*REQUEST:*
Print every entry, word for word, and skip the images.

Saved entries
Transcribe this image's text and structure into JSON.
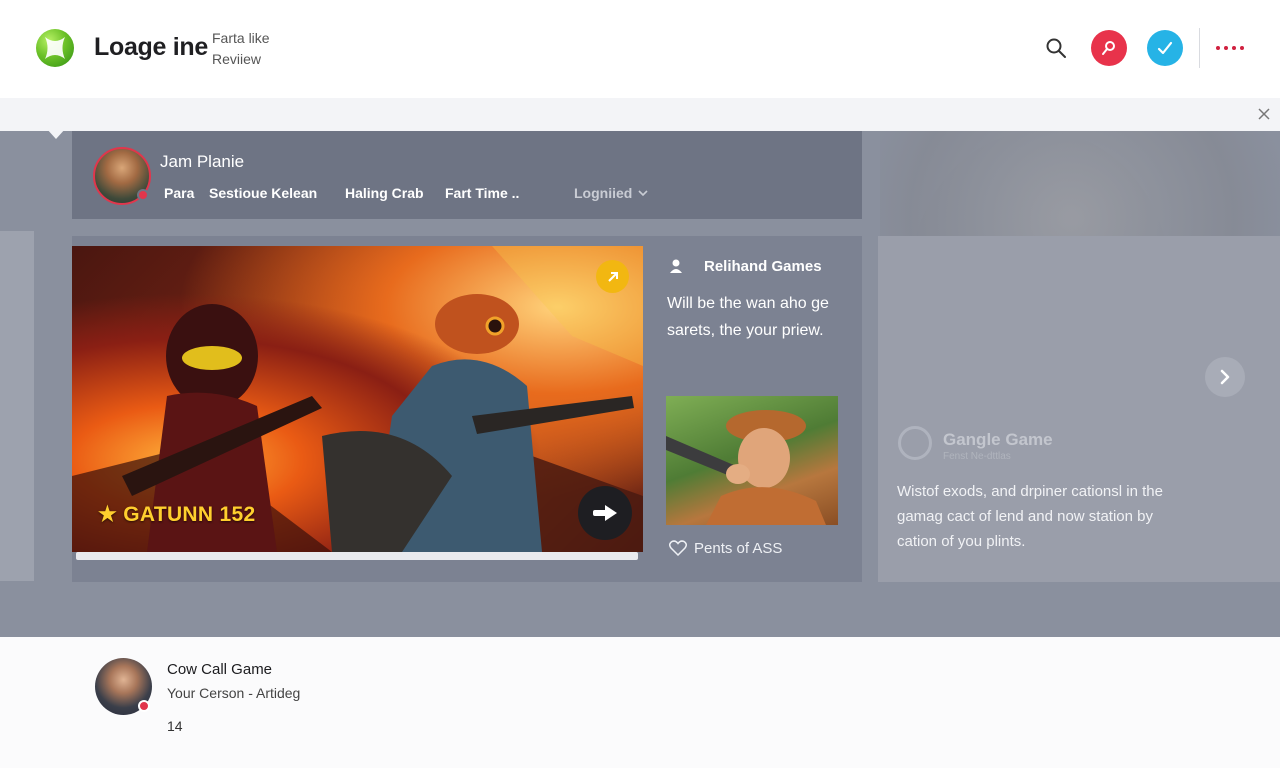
{
  "header": {
    "brand": "Loage ine",
    "brand_sub_1": "Farta like",
    "brand_sub_2": "Reviiew",
    "icons": [
      "search-icon",
      "key-icon",
      "check-icon",
      "more-icon"
    ],
    "colors": {
      "key": "#e8334b",
      "check": "#26b3e6",
      "more": "#d0213f"
    }
  },
  "profile": {
    "name": "Jam Planie",
    "tabs": [
      "Para",
      "Sestioue Kelean",
      "Haling Crab",
      "Fart Time .."
    ],
    "dropdown": "Logniied"
  },
  "hero": {
    "title": "GATUNN 152",
    "star": "★"
  },
  "info": {
    "title": "Relihand Games",
    "description": "Will be the wan aho ge sarets, the your priew.",
    "like_text": "Pents of ASS"
  },
  "side": {
    "title": "Gangle Game",
    "subtitle": "Fenst Ne-dttlas",
    "description": "Wistof exods, and drpiner cationsl in the gamag cact of lend and now station by cation of you plints."
  },
  "post": {
    "title": "Cow Call Game",
    "subtitle": "Your Cerson - Artideg",
    "count": "14"
  }
}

*WRITTEN RESPONSE:*
Transcribe this image's text and structure into JSON.
{
  "header": {
    "brand": "Loage ine",
    "brand_sub_1": "Farta like",
    "brand_sub_2": "Reviiew",
    "icons": [
      "search-icon",
      "key-icon",
      "check-icon",
      "more-icon"
    ],
    "colors": {
      "key": "#e8334b",
      "check": "#26b3e6",
      "more": "#d0213f"
    }
  },
  "profile": {
    "name": "Jam Planie",
    "tabs": [
      "Para",
      "Sestioue Kelean",
      "Haling Crab",
      "Fart Time .."
    ],
    "dropdown": "Logniied"
  },
  "hero": {
    "title": "GATUNN 152",
    "star": "★"
  },
  "info": {
    "title": "Relihand Games",
    "description": "Will be the wan aho ge sarets, the your priew.",
    "like_text": "Pents of ASS"
  },
  "side": {
    "title": "Gangle Game",
    "subtitle": "Fenst Ne-dttlas",
    "description": "Wistof exods, and drpiner cationsl in the gamag cact of lend and now station by cation of you plints."
  },
  "post": {
    "title": "Cow Call Game",
    "subtitle": "Your Cerson - Artideg",
    "count": "14"
  }
}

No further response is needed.